▶ **SET TASK**: Search the records for "Statistics". Copy every line where it appears.

▶ **DATA ENTRIES**:
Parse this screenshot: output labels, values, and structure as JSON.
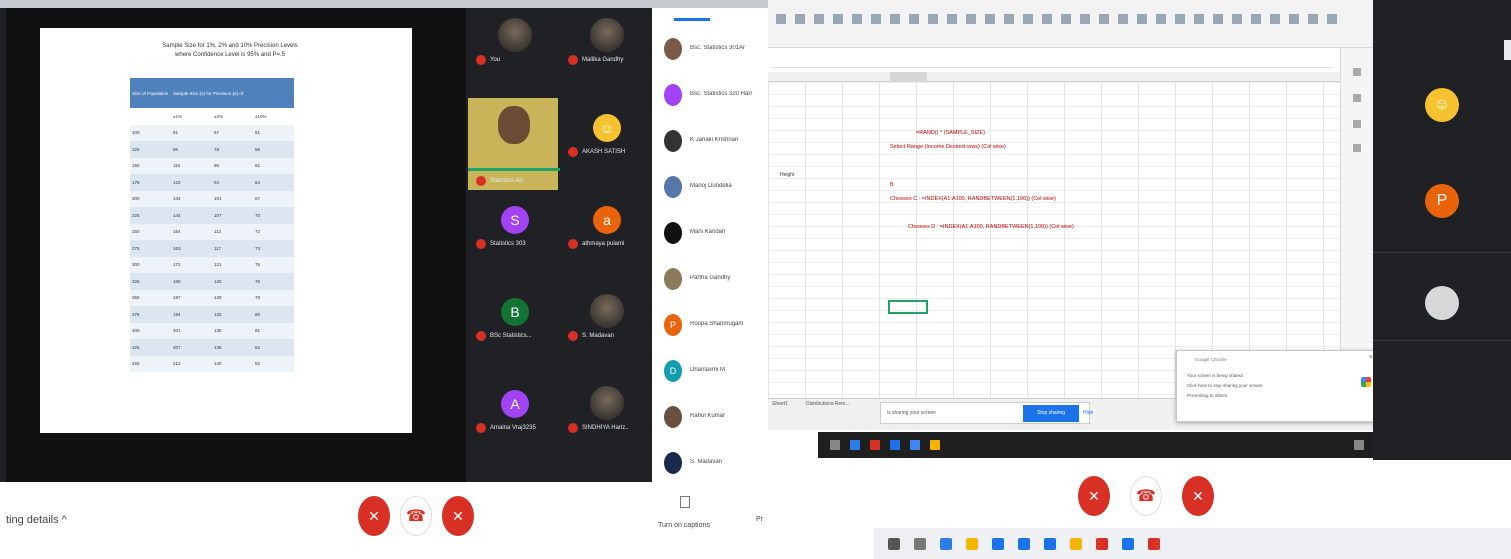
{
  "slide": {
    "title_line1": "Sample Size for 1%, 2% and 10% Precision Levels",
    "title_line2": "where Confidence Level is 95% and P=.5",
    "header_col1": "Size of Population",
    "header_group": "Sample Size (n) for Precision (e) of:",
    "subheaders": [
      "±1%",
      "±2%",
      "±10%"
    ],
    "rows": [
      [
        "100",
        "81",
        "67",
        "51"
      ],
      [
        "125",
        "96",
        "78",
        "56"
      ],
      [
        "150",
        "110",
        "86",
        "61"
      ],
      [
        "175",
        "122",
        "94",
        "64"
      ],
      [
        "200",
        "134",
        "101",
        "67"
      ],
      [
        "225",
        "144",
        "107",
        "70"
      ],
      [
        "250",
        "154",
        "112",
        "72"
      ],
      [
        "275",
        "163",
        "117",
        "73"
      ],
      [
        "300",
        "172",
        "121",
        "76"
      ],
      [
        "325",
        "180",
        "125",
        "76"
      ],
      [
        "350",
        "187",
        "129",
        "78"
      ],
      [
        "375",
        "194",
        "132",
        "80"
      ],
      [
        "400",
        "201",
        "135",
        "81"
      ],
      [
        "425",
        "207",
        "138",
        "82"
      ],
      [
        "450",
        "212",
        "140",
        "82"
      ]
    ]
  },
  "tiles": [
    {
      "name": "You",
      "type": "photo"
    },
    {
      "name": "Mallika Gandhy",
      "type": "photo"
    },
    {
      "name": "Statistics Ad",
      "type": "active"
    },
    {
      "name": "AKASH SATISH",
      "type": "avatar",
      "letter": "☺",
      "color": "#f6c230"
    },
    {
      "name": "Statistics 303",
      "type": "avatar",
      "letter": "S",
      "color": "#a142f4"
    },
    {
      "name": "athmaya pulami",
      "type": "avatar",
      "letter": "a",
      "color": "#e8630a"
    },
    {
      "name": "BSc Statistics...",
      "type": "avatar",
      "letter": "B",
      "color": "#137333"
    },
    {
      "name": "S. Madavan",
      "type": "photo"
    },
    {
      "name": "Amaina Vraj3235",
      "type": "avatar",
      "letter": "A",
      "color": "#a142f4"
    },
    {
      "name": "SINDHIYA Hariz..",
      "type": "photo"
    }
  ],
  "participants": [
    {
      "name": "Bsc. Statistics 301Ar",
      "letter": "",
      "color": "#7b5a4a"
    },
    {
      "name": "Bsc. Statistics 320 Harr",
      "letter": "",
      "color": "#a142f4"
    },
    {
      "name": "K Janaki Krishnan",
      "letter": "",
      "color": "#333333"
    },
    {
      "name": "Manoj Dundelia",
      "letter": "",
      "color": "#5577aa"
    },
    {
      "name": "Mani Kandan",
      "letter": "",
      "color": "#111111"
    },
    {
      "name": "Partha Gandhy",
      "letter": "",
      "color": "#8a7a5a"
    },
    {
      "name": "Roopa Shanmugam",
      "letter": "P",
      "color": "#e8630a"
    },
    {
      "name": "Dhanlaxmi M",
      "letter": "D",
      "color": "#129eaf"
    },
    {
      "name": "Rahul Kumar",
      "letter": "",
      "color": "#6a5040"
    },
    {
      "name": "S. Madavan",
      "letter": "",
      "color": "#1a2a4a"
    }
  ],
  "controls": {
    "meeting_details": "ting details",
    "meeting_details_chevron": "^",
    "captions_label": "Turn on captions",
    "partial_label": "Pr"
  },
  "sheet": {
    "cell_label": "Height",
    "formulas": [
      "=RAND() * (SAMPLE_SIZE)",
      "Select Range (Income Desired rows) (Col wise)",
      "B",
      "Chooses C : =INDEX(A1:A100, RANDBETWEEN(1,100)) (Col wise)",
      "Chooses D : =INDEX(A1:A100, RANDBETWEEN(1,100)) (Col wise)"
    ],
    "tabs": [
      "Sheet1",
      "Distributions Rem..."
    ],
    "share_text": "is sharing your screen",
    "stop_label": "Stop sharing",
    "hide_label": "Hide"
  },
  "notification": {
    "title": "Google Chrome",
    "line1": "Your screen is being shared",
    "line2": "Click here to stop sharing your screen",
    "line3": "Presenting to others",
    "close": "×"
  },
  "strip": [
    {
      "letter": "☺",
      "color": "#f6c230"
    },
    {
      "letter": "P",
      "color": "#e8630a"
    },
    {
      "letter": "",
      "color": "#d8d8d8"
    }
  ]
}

▶ **ANSWER**:
      "name": "Statistics Ad",
      "name": "Statistics 303",
      "name": "BSc Statistics...",
      "name": "Bsc. Statistics 301Ar",
      "name": "Bsc. Statistics 320 Harr",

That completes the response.